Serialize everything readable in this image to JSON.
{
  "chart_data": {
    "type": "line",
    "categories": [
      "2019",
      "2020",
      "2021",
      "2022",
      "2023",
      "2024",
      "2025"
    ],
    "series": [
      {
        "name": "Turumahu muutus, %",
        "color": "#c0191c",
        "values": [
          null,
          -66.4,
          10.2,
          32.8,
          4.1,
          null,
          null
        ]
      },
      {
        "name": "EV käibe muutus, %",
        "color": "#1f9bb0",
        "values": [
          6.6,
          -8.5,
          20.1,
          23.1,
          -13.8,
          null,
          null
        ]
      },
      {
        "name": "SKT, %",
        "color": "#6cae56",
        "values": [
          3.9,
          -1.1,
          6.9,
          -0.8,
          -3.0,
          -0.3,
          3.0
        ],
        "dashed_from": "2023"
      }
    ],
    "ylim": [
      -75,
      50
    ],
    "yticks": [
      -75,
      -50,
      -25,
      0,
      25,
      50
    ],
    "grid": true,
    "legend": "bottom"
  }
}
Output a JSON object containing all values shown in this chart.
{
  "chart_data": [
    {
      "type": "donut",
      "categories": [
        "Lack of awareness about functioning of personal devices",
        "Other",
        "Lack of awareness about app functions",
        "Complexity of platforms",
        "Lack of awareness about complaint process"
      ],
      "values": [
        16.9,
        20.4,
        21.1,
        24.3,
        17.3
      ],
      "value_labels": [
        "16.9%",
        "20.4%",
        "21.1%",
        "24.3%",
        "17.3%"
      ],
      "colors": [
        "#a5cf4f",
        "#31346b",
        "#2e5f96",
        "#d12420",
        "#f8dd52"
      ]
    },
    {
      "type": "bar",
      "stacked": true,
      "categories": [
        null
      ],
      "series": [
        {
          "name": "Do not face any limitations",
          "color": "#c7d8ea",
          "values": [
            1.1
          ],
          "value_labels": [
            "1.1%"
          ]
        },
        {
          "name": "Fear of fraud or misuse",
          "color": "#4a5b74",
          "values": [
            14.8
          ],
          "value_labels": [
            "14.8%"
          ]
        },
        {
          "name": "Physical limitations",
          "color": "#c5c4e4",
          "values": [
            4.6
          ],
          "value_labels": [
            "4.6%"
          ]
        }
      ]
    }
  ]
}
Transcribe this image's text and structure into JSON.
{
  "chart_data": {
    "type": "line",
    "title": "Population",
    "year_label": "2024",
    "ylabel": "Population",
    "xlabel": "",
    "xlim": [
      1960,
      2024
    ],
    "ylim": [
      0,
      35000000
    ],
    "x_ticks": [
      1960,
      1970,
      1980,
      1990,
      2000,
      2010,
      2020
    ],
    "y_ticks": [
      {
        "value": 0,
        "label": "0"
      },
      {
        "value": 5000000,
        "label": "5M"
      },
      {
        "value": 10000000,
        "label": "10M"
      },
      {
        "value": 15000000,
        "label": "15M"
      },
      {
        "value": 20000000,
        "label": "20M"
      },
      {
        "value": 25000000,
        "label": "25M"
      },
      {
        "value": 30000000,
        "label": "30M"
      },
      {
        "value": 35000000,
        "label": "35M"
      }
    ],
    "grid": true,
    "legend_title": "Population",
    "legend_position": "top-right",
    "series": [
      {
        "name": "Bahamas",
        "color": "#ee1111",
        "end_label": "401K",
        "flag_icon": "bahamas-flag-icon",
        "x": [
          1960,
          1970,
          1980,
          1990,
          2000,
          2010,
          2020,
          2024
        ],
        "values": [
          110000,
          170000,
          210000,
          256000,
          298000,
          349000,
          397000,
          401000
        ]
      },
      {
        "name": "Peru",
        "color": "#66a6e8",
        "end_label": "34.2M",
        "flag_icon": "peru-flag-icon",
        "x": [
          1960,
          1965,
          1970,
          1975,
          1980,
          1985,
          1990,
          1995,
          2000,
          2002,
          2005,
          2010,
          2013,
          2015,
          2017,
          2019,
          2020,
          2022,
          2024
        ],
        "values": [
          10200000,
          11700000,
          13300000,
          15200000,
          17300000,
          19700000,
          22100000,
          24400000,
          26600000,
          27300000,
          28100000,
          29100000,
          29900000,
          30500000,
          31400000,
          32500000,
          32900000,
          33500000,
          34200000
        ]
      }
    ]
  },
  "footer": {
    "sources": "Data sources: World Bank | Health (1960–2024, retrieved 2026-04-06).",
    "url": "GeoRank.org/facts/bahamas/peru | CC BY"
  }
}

Task statement >> Copy out each record exactly as given, omitting none.

Task output >>
Serialize everything readable in this image to JSON.
{
  "chart_data": {
    "type": "line",
    "categories": [
      "2019",
      "2020",
      "2021",
      "2022",
      "2023",
      "2024",
      "2025"
    ],
    "series": [
      {
        "name": "Turumahu muutus, %",
        "color": "#c0191c",
        "values": [
          null,
          -66.4,
          10.2,
          32.8,
          4.1,
          null,
          null
        ]
      },
      {
        "name": "EV käibe muutus, %",
        "color": "#1f9bb0",
        "values": [
          6.6,
          -8.5,
          20.1,
          23.1,
          -13.8,
          null,
          null
        ]
      },
      {
        "name": "SKT, %",
        "color": "#6cae56",
        "values": [
          3.9,
          -1.1,
          6.9,
          -0.8,
          -3.0,
          -0.3,
          3.0
        ],
        "dashed_from": "2023"
      }
    ],
    "ylim": [
      -75,
      50
    ],
    "yticks": [
      -75,
      -50,
      -25,
      0,
      25,
      50
    ],
    "grid": true,
    "legend": "bottom"
  }
}
Output a JSON object containing all values shown in this chart.
{
  "chart_data": [
    {
      "type": "donut",
      "categories": [
        "Lack of awareness about functioning of personal devices",
        "Other",
        "Lack of awareness about app functions",
        "Complexity of platforms",
        "Lack of awareness about complaint process"
      ],
      "values": [
        16.9,
        20.4,
        21.1,
        24.3,
        17.3
      ],
      "value_labels": [
        "16.9%",
        "20.4%",
        "21.1%",
        "24.3%",
        "17.3%"
      ],
      "colors": [
        "#a5cf4f",
        "#31346b",
        "#2e5f96",
        "#d12420",
        "#f8dd52"
      ]
    },
    {
      "type": "bar",
      "stacked": true,
      "categories": [
        null
      ],
      "series": [
        {
          "name": "Do not face any limitations",
          "color": "#c7d8ea",
          "values": [
            1.1
          ],
          "value_labels": [
            "1.1%"
          ]
        },
        {
          "name": "Fear of fraud or misuse",
          "color": "#4a5b74",
          "values": [
            14.8
          ],
          "value_labels": [
            "14.8%"
          ]
        },
        {
          "name": "Physical limitations",
          "color": "#c5c4e4",
          "values": [
            4.6
          ],
          "value_labels": [
            "4.6%"
          ]
        }
      ]
    }
  ]
}
Transcribe this image's text and structure into JSON.
{
  "chart_data": {
    "type": "line",
    "title": "Population",
    "year_label": "2024",
    "ylabel": "Population",
    "xlabel": "",
    "xlim": [
      1960,
      2024
    ],
    "ylim": [
      0,
      35000000
    ],
    "x_ticks": [
      1960,
      1970,
      1980,
      1990,
      2000,
      2010,
      2020
    ],
    "y_ticks": [
      {
        "value": 0,
        "label": "0"
      },
      {
        "value": 5000000,
        "label": "5M"
      },
      {
        "value": 10000000,
        "label": "10M"
      },
      {
        "value": 15000000,
        "label": "15M"
      },
      {
        "value": 20000000,
        "label": "20M"
      },
      {
        "value": 25000000,
        "label": "25M"
      },
      {
        "value": 30000000,
        "label": "30M"
      },
      {
        "value": 35000000,
        "label": "35M"
      }
    ],
    "grid": true,
    "legend_title": "Population",
    "legend_position": "top-right",
    "series": [
      {
        "name": "Bahamas",
        "color": "#ee1111",
        "end_label": "401K",
        "flag_icon": "bahamas-flag-icon",
        "x": [
          1960,
          1970,
          1980,
          1990,
          2000,
          2010,
          2020,
          2024
        ],
        "values": [
          110000,
          170000,
          210000,
          256000,
          298000,
          349000,
          397000,
          401000
        ]
      },
      {
        "name": "Peru",
        "color": "#66a6e8",
        "end_label": "34.2M",
        "flag_icon": "peru-flag-icon",
        "x": [
          1960,
          1965,
          1970,
          1975,
          1980,
          1985,
          1990,
          1995,
          2000,
          2002,
          2005,
          2010,
          2013,
          2015,
          2017,
          2019,
          2020,
          2022,
          2024
        ],
        "values": [
          10200000,
          11700000,
          13300000,
          15200000,
          17300000,
          19700000,
          22100000,
          24400000,
          26600000,
          27300000,
          28100000,
          29100000,
          29900000,
          30500000,
          31400000,
          32500000,
          32900000,
          33500000,
          34200000
        ]
      }
    ]
  },
  "footer": {
    "sources": "Data sources: World Bank | Health (1960–2024, retrieved 2026-04-06).",
    "url": "GeoRank.org/facts/bahamas/peru | CC BY"
  }
}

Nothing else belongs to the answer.